WHAT IS NEEDED> Please report every line from the material that contains the word "page".

○ ○ ○ ○

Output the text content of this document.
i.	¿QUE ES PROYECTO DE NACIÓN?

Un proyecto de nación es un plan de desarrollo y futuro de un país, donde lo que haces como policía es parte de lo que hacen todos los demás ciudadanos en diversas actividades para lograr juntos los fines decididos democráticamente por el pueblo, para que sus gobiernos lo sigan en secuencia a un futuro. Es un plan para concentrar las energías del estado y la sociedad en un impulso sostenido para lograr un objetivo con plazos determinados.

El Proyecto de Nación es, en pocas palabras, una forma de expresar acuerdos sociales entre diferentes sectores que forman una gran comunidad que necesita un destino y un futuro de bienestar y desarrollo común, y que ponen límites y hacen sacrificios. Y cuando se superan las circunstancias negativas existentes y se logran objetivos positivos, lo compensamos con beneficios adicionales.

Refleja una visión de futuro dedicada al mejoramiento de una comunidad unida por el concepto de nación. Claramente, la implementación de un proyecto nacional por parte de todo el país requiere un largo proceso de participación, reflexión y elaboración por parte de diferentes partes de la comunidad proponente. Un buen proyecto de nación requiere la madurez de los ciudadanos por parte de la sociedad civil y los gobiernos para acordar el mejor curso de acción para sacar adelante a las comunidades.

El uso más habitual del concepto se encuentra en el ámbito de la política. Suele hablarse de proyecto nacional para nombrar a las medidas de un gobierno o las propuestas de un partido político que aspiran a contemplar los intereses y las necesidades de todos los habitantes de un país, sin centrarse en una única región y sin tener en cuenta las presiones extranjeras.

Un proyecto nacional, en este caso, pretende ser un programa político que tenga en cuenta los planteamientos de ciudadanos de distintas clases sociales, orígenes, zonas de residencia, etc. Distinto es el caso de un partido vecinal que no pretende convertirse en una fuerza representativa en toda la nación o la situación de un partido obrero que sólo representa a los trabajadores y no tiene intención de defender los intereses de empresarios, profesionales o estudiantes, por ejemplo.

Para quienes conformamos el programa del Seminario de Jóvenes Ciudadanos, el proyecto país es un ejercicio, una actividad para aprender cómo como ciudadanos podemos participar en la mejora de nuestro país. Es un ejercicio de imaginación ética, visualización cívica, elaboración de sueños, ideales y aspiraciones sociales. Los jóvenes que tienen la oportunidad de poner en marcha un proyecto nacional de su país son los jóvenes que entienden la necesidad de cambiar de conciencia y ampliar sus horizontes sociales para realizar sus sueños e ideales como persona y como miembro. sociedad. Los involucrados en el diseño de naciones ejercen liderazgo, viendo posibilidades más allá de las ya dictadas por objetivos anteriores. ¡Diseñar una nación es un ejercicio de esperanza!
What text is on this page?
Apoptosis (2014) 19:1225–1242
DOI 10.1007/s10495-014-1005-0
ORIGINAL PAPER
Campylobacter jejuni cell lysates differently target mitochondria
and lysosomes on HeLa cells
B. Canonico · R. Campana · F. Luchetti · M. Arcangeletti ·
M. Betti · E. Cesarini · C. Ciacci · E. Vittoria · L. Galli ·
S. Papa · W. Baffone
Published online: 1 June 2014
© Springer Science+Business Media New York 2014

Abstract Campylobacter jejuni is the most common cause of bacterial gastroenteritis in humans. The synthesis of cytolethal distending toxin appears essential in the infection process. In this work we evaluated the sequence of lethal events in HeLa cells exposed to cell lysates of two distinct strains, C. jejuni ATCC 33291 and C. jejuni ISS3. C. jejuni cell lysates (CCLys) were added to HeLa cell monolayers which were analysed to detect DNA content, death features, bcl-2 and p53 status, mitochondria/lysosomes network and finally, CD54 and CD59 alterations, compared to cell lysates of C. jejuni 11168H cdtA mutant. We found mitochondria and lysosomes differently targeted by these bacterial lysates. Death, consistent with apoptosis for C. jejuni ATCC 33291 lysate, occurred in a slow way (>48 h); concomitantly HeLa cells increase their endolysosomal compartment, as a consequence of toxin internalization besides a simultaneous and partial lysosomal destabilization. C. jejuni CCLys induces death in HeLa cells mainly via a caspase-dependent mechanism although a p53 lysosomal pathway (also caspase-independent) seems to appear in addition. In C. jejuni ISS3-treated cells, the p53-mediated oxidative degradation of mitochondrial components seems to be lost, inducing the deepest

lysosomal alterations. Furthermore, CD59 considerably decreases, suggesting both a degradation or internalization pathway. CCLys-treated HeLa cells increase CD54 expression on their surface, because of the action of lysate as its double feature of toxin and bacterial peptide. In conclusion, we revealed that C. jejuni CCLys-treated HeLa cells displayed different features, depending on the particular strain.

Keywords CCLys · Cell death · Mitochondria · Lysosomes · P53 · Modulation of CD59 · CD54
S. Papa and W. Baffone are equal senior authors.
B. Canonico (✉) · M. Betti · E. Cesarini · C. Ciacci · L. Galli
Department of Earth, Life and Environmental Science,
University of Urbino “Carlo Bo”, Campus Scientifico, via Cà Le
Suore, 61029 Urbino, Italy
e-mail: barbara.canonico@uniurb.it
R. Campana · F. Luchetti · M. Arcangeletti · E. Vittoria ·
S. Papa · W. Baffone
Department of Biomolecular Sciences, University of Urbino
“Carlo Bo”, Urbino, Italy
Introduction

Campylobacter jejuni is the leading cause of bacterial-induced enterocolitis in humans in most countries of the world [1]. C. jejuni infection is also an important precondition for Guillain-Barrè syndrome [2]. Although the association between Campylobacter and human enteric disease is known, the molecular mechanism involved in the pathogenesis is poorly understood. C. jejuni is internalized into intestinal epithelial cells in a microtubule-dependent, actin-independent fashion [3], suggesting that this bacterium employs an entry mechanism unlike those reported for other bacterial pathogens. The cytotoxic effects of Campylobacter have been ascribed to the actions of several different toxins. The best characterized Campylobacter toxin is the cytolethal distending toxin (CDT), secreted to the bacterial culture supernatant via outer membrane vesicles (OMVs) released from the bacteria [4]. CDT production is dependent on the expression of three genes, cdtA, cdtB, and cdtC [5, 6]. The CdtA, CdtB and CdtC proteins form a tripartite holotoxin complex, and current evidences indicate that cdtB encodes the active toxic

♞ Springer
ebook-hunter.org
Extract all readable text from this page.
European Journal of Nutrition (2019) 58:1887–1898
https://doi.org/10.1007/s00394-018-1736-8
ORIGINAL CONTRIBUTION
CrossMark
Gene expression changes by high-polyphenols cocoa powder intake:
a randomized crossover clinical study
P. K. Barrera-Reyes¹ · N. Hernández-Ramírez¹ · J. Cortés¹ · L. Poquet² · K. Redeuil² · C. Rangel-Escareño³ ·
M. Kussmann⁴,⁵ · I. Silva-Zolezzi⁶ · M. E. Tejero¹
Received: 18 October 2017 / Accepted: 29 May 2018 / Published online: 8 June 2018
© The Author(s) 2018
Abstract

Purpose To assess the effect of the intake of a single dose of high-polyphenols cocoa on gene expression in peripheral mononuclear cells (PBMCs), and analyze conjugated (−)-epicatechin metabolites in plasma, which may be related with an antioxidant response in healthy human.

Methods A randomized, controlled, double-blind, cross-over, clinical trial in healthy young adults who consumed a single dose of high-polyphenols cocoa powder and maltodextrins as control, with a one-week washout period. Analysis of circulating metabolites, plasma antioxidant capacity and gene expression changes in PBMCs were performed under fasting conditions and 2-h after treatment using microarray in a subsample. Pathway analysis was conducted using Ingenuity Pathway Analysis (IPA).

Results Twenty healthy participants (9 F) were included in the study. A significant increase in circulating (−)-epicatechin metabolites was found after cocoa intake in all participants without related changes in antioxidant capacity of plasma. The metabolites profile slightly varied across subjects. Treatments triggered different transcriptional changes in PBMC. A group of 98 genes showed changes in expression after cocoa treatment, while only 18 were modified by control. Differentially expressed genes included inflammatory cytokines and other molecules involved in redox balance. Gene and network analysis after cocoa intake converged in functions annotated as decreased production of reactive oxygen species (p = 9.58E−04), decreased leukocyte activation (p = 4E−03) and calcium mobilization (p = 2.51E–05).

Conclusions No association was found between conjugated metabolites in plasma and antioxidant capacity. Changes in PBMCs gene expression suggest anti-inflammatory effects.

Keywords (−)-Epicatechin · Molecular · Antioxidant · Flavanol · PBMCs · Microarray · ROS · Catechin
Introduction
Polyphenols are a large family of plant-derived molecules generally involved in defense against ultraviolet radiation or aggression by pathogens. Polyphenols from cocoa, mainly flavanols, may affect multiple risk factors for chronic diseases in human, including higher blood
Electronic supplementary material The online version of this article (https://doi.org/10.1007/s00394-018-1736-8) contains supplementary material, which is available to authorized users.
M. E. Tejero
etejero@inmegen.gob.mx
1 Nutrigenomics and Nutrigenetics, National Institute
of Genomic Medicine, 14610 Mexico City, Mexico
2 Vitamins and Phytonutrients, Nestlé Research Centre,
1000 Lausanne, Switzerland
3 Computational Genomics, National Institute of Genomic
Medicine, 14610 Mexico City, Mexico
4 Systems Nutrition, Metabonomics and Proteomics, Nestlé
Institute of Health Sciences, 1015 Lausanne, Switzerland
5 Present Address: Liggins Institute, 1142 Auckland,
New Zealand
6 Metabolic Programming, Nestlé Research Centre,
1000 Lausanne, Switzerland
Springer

○ ○ ○ ○

OUTPUT OF THE EXERCISE>
What text is on this page?
Extract all readable text from this page.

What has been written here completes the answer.